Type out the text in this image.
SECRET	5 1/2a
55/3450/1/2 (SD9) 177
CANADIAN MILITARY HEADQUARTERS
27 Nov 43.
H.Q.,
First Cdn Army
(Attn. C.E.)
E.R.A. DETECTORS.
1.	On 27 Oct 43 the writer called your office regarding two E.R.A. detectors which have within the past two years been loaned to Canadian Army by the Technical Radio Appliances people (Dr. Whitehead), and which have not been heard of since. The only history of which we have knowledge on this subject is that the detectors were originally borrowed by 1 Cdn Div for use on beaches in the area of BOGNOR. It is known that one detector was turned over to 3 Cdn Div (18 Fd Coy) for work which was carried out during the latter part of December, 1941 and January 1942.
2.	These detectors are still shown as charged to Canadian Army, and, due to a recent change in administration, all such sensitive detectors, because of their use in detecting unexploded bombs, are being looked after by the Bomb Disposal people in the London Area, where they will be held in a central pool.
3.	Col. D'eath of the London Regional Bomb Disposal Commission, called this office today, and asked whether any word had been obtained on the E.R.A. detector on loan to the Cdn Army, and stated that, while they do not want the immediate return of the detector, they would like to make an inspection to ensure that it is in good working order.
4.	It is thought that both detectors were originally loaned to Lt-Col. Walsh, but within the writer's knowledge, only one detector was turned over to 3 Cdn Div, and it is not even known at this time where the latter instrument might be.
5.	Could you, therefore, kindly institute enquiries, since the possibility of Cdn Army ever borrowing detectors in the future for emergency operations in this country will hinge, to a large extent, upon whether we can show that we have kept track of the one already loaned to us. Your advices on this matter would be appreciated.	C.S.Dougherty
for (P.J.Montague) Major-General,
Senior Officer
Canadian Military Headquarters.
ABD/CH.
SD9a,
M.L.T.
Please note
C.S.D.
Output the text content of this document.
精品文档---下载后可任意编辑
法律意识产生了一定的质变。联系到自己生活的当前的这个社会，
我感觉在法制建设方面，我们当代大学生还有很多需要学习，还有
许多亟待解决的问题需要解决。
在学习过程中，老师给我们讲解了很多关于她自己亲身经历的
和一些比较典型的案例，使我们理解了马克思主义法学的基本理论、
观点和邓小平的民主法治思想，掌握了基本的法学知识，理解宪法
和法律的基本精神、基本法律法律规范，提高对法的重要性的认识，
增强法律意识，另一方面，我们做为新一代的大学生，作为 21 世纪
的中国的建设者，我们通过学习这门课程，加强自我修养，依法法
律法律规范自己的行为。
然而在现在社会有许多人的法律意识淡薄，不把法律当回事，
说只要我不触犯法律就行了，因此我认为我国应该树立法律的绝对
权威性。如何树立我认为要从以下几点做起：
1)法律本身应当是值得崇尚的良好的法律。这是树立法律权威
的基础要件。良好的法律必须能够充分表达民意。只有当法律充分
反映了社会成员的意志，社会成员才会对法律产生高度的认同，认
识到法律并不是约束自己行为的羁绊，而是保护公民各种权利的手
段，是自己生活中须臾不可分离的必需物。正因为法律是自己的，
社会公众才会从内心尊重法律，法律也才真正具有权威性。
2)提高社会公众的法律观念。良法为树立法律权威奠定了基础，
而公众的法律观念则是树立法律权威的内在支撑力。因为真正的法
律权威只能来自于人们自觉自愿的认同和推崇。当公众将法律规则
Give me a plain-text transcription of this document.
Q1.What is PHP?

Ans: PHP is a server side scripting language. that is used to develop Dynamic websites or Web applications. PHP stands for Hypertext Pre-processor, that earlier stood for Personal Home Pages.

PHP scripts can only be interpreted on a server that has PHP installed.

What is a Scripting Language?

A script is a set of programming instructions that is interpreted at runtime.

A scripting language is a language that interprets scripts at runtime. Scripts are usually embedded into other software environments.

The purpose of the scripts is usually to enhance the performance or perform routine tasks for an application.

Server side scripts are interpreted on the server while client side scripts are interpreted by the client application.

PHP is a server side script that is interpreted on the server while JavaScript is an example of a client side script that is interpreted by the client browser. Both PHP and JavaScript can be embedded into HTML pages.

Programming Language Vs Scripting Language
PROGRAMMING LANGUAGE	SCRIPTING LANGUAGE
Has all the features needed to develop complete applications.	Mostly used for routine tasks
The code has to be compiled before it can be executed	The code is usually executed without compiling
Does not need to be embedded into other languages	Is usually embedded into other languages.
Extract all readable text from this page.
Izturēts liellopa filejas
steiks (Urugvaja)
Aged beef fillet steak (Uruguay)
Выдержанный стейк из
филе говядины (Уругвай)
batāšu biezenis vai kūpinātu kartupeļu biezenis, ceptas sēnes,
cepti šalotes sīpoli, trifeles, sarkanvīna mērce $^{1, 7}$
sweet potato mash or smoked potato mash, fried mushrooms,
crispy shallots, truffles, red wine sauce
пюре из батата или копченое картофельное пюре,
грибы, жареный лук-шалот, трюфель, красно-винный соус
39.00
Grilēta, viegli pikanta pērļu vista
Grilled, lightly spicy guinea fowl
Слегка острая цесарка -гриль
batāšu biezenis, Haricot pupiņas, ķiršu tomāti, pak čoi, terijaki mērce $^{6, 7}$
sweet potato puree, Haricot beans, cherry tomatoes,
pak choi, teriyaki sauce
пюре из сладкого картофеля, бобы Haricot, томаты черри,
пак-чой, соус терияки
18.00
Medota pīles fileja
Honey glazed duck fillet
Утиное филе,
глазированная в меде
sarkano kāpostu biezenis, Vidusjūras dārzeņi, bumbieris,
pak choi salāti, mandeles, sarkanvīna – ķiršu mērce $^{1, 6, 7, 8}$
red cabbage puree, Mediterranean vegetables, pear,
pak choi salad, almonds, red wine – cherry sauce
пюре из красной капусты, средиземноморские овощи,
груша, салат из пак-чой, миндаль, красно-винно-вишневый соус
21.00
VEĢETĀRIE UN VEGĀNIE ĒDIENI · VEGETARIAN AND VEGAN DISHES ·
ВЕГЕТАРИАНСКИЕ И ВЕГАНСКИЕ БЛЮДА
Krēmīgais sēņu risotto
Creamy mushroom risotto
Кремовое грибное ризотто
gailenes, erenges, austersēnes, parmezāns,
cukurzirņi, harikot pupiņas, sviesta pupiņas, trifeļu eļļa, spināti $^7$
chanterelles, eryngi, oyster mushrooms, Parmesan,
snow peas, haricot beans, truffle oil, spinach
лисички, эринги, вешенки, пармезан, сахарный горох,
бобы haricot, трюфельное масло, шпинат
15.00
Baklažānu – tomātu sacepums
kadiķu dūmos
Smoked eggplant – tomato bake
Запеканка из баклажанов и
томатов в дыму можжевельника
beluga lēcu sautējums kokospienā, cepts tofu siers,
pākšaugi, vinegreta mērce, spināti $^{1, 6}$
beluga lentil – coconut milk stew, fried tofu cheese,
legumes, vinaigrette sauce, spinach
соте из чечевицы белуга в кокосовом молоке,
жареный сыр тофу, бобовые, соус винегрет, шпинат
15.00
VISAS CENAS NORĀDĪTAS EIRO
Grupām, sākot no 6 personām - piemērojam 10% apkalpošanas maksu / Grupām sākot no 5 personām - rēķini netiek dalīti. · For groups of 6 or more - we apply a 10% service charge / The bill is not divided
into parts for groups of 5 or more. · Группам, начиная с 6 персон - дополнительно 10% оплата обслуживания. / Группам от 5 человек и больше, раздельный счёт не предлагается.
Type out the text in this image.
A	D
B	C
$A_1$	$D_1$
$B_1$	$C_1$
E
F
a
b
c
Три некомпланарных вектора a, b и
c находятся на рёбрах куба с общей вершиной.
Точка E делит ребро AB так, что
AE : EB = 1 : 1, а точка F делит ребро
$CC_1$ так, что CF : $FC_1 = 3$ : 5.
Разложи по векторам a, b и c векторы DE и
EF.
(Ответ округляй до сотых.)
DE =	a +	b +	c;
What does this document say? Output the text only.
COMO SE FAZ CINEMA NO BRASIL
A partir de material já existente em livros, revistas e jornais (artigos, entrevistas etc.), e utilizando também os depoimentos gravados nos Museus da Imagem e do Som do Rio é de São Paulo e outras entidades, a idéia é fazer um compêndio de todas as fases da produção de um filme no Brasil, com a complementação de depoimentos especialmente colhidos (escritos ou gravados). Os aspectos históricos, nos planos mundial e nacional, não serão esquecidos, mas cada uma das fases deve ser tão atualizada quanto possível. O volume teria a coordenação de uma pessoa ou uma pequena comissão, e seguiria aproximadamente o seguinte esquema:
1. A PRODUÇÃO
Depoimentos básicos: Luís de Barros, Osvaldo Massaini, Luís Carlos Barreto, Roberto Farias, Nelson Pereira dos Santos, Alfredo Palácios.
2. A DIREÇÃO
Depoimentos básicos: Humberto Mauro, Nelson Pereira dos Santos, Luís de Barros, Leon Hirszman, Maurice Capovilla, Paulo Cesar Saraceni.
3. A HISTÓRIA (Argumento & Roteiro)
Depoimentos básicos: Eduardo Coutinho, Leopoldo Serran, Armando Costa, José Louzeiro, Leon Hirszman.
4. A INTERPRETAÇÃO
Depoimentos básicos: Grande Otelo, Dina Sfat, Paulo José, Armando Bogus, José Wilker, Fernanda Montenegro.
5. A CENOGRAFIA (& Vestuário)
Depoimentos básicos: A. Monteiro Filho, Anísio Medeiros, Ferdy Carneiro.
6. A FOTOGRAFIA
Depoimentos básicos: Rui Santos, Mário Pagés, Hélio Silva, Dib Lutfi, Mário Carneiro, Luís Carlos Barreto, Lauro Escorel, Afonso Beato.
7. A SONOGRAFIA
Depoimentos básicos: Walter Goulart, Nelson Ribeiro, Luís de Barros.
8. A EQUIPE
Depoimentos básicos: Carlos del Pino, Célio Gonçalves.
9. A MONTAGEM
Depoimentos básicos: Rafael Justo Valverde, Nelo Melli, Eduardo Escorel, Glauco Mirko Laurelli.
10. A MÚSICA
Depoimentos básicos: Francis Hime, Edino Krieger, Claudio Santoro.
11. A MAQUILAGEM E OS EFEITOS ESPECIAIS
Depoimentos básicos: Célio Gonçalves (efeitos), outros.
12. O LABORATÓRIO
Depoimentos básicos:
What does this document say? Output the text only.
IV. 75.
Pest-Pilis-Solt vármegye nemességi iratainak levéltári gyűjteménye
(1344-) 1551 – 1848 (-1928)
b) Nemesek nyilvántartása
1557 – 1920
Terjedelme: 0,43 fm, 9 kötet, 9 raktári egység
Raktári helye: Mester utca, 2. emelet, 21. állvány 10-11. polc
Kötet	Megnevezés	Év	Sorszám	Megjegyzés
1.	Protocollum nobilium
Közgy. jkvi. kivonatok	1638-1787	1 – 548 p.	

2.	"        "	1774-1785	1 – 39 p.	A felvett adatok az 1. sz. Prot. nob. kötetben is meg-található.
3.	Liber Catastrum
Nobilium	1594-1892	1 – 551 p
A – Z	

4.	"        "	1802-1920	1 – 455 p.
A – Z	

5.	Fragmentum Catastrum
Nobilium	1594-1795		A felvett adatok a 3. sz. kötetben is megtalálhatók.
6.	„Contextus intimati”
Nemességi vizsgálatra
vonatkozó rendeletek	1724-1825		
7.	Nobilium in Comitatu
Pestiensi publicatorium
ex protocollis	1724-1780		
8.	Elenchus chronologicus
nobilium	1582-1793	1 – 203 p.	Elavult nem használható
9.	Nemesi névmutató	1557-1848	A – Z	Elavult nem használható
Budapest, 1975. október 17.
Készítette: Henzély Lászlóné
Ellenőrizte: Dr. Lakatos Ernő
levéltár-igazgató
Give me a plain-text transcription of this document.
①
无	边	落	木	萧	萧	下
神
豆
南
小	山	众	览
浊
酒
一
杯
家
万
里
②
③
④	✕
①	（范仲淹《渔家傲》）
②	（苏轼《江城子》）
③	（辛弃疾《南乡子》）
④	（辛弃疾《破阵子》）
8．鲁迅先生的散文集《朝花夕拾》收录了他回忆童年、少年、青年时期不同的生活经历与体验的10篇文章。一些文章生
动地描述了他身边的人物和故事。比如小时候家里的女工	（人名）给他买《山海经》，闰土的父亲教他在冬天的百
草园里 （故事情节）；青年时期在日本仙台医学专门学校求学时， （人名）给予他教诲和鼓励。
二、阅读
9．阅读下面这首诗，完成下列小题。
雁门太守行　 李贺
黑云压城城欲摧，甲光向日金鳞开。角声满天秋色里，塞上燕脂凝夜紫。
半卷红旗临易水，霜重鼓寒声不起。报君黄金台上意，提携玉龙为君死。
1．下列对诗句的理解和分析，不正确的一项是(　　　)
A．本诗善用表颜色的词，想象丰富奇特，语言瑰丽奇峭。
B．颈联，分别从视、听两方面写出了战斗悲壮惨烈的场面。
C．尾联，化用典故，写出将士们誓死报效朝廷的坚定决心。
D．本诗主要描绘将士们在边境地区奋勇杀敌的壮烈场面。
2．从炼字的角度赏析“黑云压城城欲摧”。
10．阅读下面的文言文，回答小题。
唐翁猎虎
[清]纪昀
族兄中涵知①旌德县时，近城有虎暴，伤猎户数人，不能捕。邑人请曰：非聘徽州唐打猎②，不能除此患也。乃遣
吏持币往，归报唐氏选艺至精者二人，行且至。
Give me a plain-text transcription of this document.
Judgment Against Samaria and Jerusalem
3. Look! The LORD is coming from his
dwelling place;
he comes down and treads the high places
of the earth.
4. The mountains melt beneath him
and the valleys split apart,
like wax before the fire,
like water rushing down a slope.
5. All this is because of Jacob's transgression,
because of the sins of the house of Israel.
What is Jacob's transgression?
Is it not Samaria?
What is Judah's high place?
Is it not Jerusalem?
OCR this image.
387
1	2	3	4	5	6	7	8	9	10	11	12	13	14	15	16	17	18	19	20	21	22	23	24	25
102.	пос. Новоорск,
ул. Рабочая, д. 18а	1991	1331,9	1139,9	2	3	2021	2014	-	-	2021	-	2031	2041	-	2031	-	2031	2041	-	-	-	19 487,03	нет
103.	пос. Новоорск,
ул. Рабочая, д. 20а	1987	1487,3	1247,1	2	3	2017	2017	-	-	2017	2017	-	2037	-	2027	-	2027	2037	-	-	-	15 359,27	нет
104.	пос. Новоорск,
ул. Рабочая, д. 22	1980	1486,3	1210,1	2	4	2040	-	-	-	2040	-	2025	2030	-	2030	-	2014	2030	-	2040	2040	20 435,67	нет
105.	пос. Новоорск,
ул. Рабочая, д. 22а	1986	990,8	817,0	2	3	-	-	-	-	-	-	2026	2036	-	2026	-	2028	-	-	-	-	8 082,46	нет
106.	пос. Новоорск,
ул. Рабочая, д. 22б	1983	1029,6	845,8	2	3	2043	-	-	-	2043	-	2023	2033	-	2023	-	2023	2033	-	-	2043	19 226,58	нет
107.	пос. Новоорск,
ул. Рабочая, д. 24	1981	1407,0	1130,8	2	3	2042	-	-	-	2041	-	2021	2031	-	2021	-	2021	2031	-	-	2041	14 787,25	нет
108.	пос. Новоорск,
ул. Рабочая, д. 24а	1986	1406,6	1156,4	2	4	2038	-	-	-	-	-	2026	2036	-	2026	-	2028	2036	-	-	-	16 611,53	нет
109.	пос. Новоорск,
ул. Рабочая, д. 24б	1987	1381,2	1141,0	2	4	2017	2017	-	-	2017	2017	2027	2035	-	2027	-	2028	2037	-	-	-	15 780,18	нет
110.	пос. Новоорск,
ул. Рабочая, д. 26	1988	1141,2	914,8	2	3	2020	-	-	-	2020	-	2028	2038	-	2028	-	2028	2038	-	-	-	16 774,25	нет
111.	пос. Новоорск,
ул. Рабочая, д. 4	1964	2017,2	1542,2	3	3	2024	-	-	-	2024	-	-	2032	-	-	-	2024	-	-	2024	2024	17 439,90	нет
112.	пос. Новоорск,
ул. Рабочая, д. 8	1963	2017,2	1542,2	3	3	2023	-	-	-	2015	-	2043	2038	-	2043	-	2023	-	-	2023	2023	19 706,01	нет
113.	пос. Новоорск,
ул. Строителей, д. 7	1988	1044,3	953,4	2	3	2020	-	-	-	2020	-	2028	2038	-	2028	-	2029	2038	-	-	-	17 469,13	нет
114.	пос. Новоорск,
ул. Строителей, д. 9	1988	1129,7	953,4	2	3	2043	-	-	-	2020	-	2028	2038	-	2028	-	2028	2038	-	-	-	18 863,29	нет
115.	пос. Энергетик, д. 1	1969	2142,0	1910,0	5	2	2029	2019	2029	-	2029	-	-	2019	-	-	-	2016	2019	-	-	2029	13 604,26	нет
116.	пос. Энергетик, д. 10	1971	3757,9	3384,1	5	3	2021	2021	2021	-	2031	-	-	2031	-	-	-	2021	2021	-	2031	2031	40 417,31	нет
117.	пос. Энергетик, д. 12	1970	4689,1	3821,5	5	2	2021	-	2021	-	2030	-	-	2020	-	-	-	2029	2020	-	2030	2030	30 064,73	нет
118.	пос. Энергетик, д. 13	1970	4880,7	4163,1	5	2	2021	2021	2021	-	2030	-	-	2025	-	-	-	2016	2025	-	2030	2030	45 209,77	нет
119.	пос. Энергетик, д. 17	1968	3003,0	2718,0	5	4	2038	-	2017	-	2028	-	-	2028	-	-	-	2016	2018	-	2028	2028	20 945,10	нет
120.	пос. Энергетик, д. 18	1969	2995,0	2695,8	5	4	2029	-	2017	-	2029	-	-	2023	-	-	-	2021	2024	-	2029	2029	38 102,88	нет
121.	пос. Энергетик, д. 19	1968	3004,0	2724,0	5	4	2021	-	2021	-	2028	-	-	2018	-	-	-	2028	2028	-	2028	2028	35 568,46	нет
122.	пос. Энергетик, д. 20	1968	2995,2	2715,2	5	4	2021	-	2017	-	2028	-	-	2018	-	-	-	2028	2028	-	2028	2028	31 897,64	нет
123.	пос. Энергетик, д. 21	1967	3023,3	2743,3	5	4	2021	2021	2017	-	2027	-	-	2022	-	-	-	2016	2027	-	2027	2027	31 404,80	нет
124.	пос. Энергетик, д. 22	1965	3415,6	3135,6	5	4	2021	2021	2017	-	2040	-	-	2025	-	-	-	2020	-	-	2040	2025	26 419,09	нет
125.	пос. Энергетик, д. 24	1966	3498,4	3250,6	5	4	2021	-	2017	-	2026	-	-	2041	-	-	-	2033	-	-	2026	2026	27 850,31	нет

◆ ◆ ◆ ◆ ◆

- **Exercise**: Using the material above, copy every line in which the string "Строителей" occurs.

- **Solution**:
ул. Строителей, д. 7	1988	1044,3	953,4	2	3	2020	-	-	-	2020	-	2028	2038	-	2028	-	2029	2038	-	-	-	17 469,13	нет
ул. Строителей, д. 9	1988	1129,7	953,4	2	3	2043	-	-	-	2020	-	2028	2038	-	2028	-	2028	2038	-	-	-	18 863,29	нет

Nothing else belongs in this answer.